Problem description
In the entries, find all lines that hold the word "الثانوية" and copy them.

Record set
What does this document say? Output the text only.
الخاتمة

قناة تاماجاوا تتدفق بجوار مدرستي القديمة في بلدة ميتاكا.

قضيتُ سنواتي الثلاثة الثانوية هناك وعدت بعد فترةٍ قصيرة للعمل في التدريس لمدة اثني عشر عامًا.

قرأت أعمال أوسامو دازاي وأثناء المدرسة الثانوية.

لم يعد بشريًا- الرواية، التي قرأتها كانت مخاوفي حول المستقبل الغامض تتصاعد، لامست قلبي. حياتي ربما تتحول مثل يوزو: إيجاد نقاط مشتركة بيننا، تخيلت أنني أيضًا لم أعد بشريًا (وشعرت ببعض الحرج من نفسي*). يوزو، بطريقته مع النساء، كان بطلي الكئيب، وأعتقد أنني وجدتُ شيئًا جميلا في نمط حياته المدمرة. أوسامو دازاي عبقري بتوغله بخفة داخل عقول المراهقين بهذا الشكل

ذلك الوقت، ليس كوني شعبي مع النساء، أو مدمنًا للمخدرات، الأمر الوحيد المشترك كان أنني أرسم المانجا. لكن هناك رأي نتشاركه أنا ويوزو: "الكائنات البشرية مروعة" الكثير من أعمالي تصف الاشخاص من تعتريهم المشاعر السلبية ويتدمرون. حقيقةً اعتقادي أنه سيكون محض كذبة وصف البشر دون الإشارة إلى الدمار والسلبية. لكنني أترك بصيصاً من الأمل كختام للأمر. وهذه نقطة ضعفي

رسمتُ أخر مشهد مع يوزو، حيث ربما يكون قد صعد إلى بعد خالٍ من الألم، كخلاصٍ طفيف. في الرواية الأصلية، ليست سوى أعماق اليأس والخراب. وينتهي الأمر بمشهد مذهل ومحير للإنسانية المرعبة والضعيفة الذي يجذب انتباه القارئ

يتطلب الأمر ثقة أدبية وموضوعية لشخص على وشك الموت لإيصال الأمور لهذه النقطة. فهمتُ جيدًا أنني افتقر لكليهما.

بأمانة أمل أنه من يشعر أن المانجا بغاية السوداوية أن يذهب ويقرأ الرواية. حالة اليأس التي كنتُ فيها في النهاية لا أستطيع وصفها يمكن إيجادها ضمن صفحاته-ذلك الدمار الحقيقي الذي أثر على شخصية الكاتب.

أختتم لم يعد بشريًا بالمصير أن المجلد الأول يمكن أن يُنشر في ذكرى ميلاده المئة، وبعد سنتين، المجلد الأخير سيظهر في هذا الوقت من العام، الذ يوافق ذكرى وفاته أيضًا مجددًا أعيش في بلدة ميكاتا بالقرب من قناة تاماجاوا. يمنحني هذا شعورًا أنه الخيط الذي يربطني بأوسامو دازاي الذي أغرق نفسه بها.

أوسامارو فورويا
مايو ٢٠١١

Output of the exercise
قضيتُ سنواتي الثلاثة الثانوية هناك وعدت بعد فترةٍ قصيرة للعمل في التدريس لمدة اثني عشر عامًا.
قرأت أعمال أوسامو دازاي وأثناء المدرسة الثانوية.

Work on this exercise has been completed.